▶ **TO DO**
Count the lines below that contain the word "Kovács", and reply with that number alone.

▶ **RECORDS FOR THE TASK**

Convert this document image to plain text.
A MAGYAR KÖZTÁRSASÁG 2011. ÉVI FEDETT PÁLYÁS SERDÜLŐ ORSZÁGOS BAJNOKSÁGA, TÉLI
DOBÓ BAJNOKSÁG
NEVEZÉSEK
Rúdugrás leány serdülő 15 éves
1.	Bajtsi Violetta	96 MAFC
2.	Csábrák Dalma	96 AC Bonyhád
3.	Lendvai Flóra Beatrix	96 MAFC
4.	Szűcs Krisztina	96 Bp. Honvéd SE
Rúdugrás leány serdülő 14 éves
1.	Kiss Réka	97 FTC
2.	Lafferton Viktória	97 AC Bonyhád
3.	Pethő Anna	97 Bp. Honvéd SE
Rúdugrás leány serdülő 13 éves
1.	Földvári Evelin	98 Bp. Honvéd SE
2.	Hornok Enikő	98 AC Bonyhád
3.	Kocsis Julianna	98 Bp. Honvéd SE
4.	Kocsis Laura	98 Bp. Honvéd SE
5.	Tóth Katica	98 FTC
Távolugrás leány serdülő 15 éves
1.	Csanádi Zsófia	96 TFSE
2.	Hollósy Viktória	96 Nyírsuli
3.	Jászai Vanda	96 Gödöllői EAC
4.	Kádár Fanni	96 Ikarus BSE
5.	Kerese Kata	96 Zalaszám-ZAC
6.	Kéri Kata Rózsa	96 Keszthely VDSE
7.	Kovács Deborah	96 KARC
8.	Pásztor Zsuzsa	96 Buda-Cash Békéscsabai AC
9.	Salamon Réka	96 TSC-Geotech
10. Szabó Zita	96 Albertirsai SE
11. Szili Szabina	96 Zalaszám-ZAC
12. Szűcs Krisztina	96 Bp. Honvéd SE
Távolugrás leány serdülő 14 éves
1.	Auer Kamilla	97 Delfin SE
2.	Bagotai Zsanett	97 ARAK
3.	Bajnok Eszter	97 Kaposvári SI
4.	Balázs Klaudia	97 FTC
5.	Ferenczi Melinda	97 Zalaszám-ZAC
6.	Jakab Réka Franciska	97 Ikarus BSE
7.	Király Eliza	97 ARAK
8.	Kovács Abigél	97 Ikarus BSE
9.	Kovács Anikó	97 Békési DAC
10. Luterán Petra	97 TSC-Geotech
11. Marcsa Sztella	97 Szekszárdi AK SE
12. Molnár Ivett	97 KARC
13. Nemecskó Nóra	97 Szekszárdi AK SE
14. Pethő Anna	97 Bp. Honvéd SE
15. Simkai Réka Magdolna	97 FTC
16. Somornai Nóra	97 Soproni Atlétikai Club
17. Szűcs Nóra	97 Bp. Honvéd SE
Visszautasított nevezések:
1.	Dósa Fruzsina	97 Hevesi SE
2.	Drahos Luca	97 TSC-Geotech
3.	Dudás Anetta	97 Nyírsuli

▶ **TASK OUTPUT**
3